[Begin Input data]

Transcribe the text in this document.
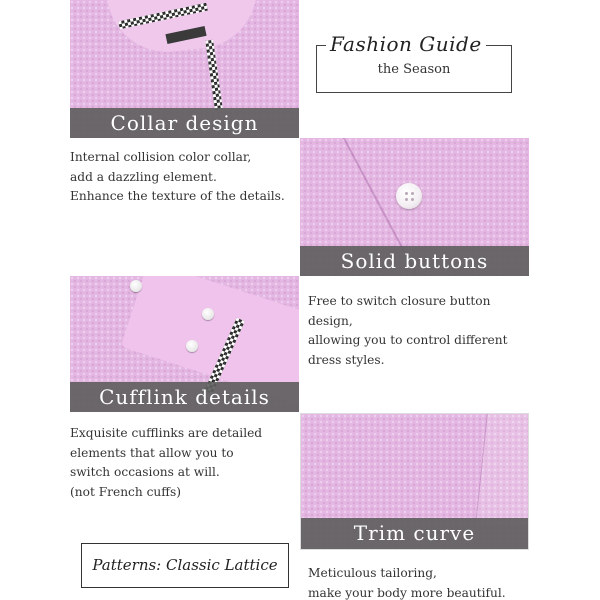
Collar design
Fashion Guide
the Season
Internal collision color collar,
add a dazzling element.
Enhance the texture of the details.
Solid buttons
Cufflink details
Free to switch closure button
design,
allowing you to control different
dress styles.
Exquisite cufflinks are detailed
elements that allow you to
switch occasions at will.
(not French cuffs)
Trim curve
Patterns: Classic Lattice	Meticulous tailoring,
make your body more beautiful.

[End Input data]

__What to do__:
Repeat the listing in full and exactly. Do not include any images.

__Solution to the problem__:
Transcribe the text in this document.
Collar design
Fashion Guide
the Season
Internal collision color collar,
add a dazzling element.
Enhance the texture of the details.
Solid buttons
Cufflink details
Free to switch closure button
design,
allowing you to control different
dress styles.
Exquisite cufflinks are detailed
elements that allow you to
switch occasions at will.
(not French cuffs)
Trim curve
Patterns: Classic Lattice	Meticulous tailoring,
make your body more beautiful.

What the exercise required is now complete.